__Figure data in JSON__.
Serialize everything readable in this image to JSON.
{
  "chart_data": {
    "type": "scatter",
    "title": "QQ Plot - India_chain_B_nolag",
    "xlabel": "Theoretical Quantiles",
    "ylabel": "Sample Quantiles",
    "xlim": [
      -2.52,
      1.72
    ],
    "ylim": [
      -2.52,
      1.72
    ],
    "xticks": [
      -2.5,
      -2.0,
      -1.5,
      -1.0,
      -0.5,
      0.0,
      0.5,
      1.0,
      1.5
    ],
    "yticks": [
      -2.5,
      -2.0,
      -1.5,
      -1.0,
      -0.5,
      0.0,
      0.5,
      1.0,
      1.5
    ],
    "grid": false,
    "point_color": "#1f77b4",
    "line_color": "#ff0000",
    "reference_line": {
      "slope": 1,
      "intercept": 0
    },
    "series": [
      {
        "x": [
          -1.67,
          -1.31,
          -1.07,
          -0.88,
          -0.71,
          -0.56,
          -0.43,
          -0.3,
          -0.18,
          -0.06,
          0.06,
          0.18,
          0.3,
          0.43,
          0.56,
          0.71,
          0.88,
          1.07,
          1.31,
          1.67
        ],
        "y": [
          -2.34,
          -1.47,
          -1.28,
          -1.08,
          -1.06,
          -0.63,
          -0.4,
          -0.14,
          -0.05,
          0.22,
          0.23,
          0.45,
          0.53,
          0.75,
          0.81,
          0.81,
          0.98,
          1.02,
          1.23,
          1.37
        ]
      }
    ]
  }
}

__Goal__. Which lines hold the word "Quantiles"? Copy every one of them.

__Solved exercise__.
    "xlabel": "Theoretical Quantiles",
    "ylabel": "Sample Quantiles",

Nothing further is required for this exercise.